[Task to complete]:
Locate the string "JSON" in the listing below. Copy every line where it is found.

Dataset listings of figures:
• • • • • • •

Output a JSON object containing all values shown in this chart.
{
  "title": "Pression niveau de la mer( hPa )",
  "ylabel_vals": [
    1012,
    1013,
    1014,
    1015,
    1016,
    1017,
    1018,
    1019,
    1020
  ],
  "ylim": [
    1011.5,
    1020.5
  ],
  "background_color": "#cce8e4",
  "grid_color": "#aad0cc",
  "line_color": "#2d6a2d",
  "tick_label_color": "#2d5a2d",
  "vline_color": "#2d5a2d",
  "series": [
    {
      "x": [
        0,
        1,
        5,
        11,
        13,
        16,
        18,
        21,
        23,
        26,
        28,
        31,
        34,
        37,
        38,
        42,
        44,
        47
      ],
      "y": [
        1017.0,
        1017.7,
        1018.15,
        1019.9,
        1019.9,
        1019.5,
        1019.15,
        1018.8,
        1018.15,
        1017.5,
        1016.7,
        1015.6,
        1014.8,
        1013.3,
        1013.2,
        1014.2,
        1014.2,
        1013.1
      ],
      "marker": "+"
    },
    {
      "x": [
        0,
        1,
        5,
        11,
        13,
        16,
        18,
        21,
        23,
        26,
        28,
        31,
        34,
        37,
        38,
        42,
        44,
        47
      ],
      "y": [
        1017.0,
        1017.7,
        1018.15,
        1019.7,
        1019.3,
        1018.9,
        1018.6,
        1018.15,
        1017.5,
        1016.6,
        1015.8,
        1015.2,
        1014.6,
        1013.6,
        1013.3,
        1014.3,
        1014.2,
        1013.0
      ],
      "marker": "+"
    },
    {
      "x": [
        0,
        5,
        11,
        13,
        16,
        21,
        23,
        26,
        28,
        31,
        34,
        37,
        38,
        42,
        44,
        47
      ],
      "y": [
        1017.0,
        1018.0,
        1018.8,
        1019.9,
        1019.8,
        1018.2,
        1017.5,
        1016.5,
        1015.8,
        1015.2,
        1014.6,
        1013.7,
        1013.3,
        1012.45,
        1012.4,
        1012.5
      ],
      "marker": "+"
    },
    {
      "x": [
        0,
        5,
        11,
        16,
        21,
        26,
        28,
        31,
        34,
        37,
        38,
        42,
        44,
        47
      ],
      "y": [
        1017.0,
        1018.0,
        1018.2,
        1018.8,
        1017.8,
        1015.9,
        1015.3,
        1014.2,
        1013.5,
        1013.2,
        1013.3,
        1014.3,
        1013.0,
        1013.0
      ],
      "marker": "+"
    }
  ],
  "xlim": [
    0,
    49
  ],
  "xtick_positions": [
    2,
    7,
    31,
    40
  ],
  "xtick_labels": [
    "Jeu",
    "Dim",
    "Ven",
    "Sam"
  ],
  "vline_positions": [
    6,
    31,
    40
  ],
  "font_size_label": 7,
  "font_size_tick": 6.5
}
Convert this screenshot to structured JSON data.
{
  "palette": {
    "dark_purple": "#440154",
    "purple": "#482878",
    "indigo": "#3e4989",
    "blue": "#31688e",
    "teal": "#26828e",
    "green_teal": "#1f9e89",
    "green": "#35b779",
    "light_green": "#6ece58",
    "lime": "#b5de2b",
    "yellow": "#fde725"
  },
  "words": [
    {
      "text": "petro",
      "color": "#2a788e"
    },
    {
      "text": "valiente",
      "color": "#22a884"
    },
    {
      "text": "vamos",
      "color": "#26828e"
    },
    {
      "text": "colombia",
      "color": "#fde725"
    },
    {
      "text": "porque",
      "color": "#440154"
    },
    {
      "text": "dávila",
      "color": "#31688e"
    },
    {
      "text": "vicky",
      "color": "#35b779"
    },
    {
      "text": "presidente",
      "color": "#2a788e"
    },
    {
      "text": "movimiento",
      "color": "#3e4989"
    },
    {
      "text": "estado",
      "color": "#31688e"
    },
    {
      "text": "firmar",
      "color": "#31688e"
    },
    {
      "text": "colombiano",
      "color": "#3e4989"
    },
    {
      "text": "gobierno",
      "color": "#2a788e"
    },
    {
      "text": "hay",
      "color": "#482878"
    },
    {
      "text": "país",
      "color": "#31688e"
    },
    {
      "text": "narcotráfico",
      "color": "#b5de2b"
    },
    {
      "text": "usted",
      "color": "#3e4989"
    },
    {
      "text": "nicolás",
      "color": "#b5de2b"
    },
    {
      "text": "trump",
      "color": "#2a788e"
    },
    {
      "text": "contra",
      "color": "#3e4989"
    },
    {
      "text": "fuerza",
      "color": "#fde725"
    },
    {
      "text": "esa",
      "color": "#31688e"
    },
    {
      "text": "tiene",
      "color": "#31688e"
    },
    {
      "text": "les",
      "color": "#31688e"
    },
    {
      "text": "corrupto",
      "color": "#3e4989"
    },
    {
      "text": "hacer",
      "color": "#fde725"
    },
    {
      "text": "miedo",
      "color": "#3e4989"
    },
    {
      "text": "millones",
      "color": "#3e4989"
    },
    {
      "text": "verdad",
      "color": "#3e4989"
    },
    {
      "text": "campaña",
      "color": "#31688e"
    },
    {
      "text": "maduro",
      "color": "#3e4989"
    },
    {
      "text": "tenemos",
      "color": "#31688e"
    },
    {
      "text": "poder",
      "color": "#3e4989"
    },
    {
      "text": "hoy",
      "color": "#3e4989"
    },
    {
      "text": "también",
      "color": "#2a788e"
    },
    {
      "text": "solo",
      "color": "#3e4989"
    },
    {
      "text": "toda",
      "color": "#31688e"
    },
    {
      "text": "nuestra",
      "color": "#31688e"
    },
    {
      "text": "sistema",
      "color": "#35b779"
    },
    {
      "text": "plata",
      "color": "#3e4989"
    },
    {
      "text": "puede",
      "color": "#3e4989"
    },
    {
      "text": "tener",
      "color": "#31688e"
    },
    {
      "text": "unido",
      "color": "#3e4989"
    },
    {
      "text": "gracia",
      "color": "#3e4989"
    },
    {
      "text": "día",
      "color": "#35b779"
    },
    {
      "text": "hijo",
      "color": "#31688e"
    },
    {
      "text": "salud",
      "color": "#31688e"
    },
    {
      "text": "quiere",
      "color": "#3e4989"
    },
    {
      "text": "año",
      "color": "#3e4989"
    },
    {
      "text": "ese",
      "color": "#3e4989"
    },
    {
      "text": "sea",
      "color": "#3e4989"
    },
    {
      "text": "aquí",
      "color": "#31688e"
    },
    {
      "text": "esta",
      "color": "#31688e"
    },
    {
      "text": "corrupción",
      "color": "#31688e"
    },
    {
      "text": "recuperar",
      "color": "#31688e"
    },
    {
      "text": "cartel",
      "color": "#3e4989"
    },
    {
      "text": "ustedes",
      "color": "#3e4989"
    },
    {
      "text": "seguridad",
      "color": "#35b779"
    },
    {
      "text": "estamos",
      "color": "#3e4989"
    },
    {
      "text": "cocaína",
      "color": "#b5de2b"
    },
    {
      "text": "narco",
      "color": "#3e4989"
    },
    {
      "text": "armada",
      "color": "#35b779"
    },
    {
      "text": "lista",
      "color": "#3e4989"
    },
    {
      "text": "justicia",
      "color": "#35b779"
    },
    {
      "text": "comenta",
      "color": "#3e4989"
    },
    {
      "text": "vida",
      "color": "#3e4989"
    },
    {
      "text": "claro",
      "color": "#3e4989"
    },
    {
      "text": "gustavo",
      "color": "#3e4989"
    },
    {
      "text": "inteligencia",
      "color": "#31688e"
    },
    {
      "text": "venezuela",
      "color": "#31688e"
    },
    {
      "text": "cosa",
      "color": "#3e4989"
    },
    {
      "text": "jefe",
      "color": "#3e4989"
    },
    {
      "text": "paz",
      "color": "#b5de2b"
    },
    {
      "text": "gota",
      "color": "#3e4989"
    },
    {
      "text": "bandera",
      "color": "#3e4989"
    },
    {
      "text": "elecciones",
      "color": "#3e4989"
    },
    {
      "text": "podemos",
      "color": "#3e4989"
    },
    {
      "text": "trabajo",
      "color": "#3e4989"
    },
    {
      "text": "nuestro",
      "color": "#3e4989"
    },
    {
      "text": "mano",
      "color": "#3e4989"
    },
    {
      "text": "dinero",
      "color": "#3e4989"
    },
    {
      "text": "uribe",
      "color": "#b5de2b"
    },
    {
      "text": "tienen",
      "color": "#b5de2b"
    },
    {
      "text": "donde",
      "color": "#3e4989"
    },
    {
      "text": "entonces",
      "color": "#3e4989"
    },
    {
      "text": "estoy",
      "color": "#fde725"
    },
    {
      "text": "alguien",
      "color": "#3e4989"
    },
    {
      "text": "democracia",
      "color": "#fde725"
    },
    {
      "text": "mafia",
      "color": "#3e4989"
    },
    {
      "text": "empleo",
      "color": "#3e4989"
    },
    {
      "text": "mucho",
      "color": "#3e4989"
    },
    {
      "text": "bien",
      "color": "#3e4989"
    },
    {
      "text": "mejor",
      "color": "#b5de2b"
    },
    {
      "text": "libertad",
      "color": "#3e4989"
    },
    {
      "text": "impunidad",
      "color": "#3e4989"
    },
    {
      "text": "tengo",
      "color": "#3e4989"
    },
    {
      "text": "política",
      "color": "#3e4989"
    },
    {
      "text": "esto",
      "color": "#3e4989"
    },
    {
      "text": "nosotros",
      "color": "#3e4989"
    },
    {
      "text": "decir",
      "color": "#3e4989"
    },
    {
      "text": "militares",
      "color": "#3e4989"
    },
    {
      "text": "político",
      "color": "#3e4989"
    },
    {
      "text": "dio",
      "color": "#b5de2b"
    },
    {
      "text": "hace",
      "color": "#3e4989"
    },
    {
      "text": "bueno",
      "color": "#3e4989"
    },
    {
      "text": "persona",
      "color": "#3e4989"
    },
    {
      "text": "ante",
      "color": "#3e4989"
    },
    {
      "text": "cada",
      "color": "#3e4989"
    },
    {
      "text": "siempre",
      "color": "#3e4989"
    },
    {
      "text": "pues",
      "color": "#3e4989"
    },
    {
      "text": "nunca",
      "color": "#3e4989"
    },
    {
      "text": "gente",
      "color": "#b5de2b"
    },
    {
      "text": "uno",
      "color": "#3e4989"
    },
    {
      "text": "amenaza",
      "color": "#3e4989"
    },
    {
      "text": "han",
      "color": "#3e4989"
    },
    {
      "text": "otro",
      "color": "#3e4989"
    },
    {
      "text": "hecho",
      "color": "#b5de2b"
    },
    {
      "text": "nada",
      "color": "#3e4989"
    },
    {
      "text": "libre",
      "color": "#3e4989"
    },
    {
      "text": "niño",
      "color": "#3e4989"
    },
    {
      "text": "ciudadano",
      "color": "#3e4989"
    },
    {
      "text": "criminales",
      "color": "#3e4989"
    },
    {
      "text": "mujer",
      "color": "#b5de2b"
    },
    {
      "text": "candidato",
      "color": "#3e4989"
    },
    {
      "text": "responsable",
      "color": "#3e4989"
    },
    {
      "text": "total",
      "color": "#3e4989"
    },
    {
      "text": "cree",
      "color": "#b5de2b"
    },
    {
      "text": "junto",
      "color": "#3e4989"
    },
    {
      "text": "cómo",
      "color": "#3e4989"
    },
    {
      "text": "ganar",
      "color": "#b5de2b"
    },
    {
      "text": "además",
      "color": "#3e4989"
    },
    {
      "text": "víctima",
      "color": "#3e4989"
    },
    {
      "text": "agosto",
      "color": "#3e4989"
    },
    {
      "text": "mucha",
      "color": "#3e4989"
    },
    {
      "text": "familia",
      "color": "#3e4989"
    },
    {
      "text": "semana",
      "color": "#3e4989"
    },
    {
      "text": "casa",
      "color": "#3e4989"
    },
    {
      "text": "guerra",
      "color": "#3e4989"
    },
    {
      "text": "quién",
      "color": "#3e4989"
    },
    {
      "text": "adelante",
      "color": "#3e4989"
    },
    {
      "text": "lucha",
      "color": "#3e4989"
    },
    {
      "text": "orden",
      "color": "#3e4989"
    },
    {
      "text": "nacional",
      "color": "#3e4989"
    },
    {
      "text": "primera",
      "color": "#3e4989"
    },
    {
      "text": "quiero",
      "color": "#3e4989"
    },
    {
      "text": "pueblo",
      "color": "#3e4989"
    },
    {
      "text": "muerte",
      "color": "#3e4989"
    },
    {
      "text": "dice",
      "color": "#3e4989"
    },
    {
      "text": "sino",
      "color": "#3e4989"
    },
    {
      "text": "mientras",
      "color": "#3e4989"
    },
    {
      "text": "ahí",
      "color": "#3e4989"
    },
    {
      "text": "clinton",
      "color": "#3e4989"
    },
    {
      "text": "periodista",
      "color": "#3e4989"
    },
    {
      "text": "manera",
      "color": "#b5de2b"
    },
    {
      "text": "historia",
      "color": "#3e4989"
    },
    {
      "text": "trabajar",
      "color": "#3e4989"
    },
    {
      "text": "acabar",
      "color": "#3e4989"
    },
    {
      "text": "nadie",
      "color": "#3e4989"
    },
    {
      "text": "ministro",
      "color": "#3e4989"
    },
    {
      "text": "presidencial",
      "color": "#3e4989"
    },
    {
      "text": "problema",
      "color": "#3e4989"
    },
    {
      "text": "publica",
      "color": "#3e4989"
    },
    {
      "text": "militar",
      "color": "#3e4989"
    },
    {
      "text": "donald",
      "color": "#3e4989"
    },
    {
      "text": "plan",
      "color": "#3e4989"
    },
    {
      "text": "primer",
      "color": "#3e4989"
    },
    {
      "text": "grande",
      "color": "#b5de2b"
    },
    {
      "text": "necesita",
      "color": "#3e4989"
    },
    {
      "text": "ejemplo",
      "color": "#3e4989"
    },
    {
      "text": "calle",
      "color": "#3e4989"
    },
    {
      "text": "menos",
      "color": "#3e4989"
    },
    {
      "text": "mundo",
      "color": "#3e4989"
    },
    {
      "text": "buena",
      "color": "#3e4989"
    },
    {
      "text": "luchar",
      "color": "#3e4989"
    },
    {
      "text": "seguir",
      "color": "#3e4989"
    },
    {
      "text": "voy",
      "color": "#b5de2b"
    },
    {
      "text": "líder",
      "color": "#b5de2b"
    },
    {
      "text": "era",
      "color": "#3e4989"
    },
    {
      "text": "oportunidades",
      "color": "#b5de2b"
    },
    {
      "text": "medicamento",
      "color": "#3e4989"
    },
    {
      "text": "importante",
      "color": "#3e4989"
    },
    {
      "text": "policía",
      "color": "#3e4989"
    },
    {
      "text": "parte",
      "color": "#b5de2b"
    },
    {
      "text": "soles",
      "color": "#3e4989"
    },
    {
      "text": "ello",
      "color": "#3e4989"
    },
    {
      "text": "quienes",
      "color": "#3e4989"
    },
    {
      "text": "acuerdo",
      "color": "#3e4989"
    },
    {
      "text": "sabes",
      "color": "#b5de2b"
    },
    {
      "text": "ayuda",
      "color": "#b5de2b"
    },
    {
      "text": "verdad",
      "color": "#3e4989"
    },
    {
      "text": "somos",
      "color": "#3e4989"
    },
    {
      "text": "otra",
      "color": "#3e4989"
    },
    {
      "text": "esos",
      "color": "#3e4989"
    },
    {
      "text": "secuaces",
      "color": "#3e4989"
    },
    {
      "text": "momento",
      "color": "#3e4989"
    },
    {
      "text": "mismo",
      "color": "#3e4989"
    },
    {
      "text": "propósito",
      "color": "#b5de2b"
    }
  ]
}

• • • • • • •

[Response to this exercise]:
Output a JSON object containing all values shown in this chart.
Convert this screenshot to structured JSON data.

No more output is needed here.